====== EXERCISE INPUT

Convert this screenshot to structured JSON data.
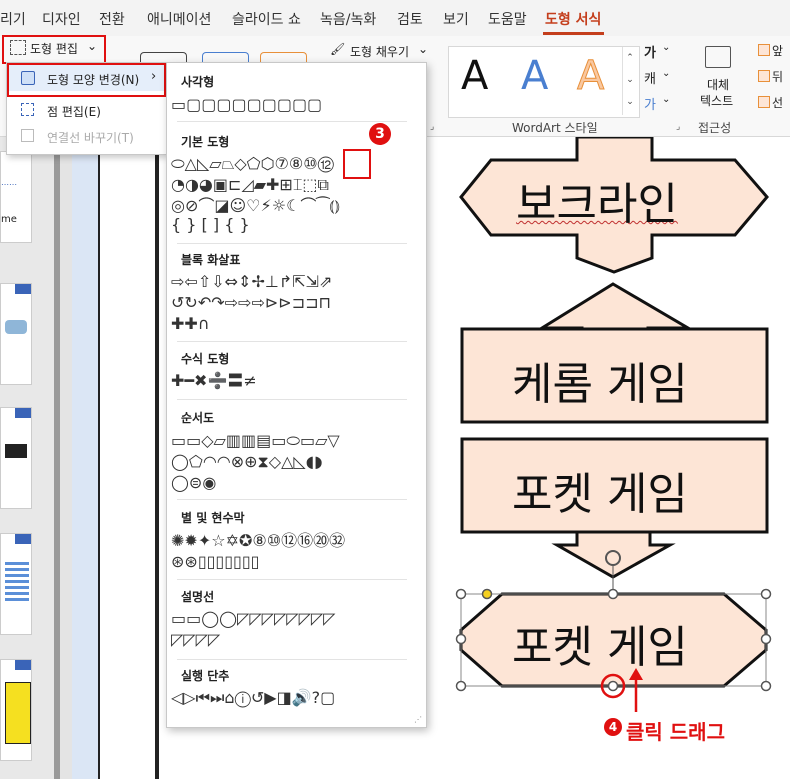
{
  "tabs": [
    {
      "label": "리기"
    },
    {
      "label": "디자인"
    },
    {
      "label": "전환"
    },
    {
      "label": "애니메이션"
    },
    {
      "label": "슬라이드 쇼"
    },
    {
      "label": "녹음/녹화"
    },
    {
      "label": "검토"
    },
    {
      "label": "보기"
    },
    {
      "label": "도움말"
    },
    {
      "label": "도형 서식"
    }
  ],
  "ribbon": {
    "edit_shape": "도형 편집",
    "shape_fill": "도형 채우기",
    "wordart_group": "WordArt 스타일",
    "alt_text": "대체\n텍스트",
    "alt_text_1": "대체",
    "alt_text_2": "텍스트",
    "accessibility": "접근성",
    "wordart_letter": "A",
    "text_ga": "가",
    "text_kae": "캐",
    "text_ga2": "가",
    "front": "앞",
    "back": "뒤",
    "select": "선"
  },
  "edit_menu": {
    "change_shape": "도형 모양 변경(N)",
    "edit_points": "점 편집(E)",
    "reroute": "연결선 바꾸기(T)"
  },
  "gallery": {
    "sections": [
      {
        "title": "사각형",
        "rows": [
          "▭▢▢▢▢▢▢▢▢▢"
        ]
      },
      {
        "title": "기본 도형",
        "rows": [
          "⬭△◺▱⏢◇⬠⬡⑦⑧⑩⑫",
          "◔◑◕▣⊏◿▰✚⊞⌶⬚⧉",
          "◎⊘⌒◪☺♡⚡☼☾⌒⁀⦅⦆",
          "{ } [ ] { }"
        ]
      },
      {
        "title": "블록 화살표",
        "rows": [
          "⇨⇦⇧⇩⇔⇕✢⊥↱⇱⇲⇗",
          "↺↻↶↷⇨⇨⇨⊳⊳⊐⊐⊓",
          "✚✚∩"
        ]
      },
      {
        "title": "수식 도형",
        "rows": [
          "✚━✖➗〓≠"
        ]
      },
      {
        "title": "순서도",
        "rows": [
          "▭▭◇▱▥▥▤▭⬭▭▱▽",
          "◯⬠◠◠⊗⊕⧗◇△◺◖◗",
          "◯⊜◉"
        ]
      },
      {
        "title": "별 및 현수막",
        "rows": [
          "✺✹✦☆✡✪⑧⑩⑫⑯⑳㉜",
          "⊛⊛▯▯▯▯▯▯▯"
        ]
      },
      {
        "title": "설명선",
        "rows": [
          "▭▭◯◯◸◸◸◸◸◸◸◸",
          "◸◸◸◸"
        ]
      },
      {
        "title": "실행 단추",
        "rows": [
          "◁▷⏮⏭⌂ⓘ↺▶◨🔊?▢"
        ]
      }
    ]
  },
  "annotations": {
    "step3": "3",
    "step4": "4",
    "step4_text": "클릭 드래그"
  },
  "slide": {
    "shape1": "보크라인",
    "shape2": "케롬 게임",
    "shape3": "포켓 게임",
    "shape4": "포켓 게임",
    "thumb_text": "me"
  },
  "colors": {
    "shape_fill": "#fde5d6",
    "accent": "#c43e1c",
    "annotation_red": "#e01010"
  }
}
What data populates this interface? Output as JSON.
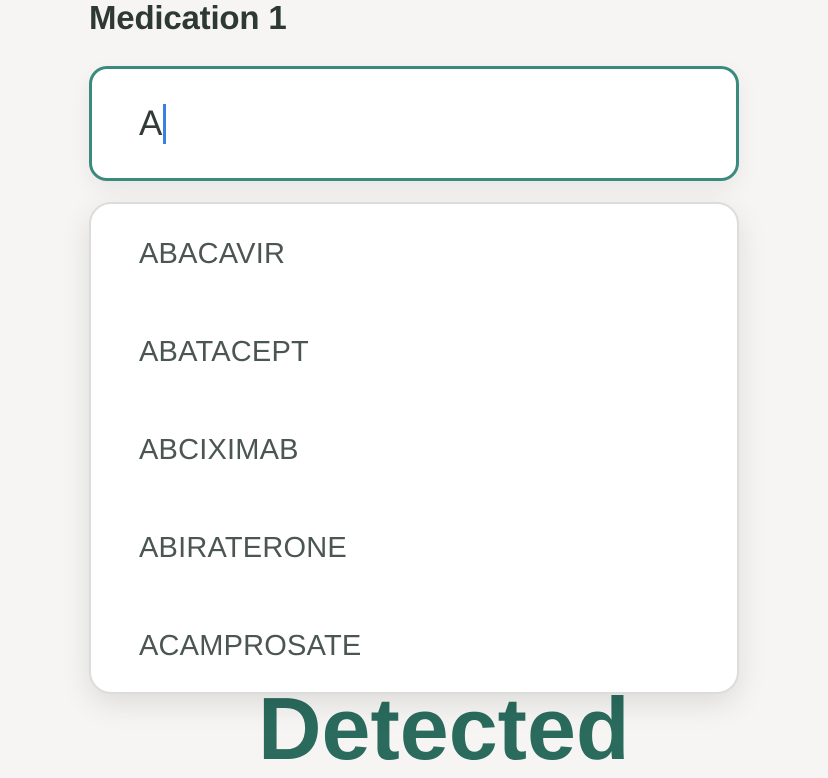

============

- _PROBLEM_
Reproduce the whole listing exactly, but not the images in it.

- _COMPLETED EXERCISE_
Convert this screenshot to structured JSON data.
{
  "tabs": [
    {
      "label": "리기"
    },
    {
      "label": "디자인"
    },
    {
      "label": "전환"
    },
    {
      "label": "애니메이션"
    },
    {
      "label": "슬라이드 쇼"
    },
    {
      "label": "녹음/녹화"
    },
    {
      "label": "검토"
    },
    {
      "label": "보기"
    },
    {
      "label": "도움말"
    },
    {
      "label": "도형 서식"
    }
  ],
  "ribbon": {
    "edit_shape": "도형 편집",
    "shape_fill": "도형 채우기",
    "wordart_group": "WordArt 스타일",
    "alt_text": "대체\n텍스트",
    "alt_text_1": "대체",
    "alt_text_2": "텍스트",
    "accessibility": "접근성",
    "wordart_letter": "A",
    "text_ga": "가",
    "text_kae": "캐",
    "text_ga2": "가",
    "front": "앞",
    "back": "뒤",
    "select": "선"
  },
  "edit_menu": {
    "change_shape": "도형 모양 변경(N)",
    "edit_points": "점 편집(E)",
    "reroute": "연결선 바꾸기(T)"
  },
  "gallery": {
    "sections": [
      {
        "title": "사각형",
        "rows": [
          "▭▢▢▢▢▢▢▢▢▢"
        ]
      },
      {
        "title": "기본 도형",
        "rows": [
          "⬭△◺▱⏢◇⬠⬡⑦⑧⑩⑫",
          "◔◑◕▣⊏◿▰✚⊞⌶⬚⧉",
          "◎⊘⌒◪☺♡⚡☼☾⌒⁀⦅⦆",
          "{ } [ ] { }"
        ]
      },
      {
        "title": "블록 화살표",
        "rows": [
          "⇨⇦⇧⇩⇔⇕✢⊥↱⇱⇲⇗",
          "↺↻↶↷⇨⇨⇨⊳⊳⊐⊐⊓",
          "✚✚∩"
        ]
      },
      {
        "title": "수식 도형",
        "rows": [
          "✚━✖➗〓≠"
        ]
      },
      {
        "title": "순서도",
        "rows": [
          "▭▭◇▱▥▥▤▭⬭▭▱▽",
          "◯⬠◠◠⊗⊕⧗◇△◺◖◗",
          "◯⊜◉"
        ]
      },
      {
        "title": "별 및 현수막",
        "rows": [
          "✺✹✦☆✡✪⑧⑩⑫⑯⑳㉜",
          "⊛⊛▯▯▯▯▯▯▯"
        ]
      },
      {
        "title": "설명선",
        "rows": [
          "▭▭◯◯◸◸◸◸◸◸◸◸",
          "◸◸◸◸"
        ]
      },
      {
        "title": "실행 단추",
        "rows": [
          "◁▷⏮⏭⌂ⓘ↺▶◨🔊?▢"
        ]
      }
    ]
  },
  "annotations": {
    "step3": "3",
    "step4": "4",
    "step4_text": "클릭 드래그"
  },
  "slide": {
    "shape1": "보크라인",
    "shape2": "케롬 게임",
    "shape3": "포켓 게임",
    "shape4": "포켓 게임",
    "thumb_text": "me"
  },
  "colors": {
    "shape_fill": "#fde5d6",
    "accent": "#c43e1c",
    "annotation_red": "#e01010"
  }
}
What data populates this interface? Output as JSON.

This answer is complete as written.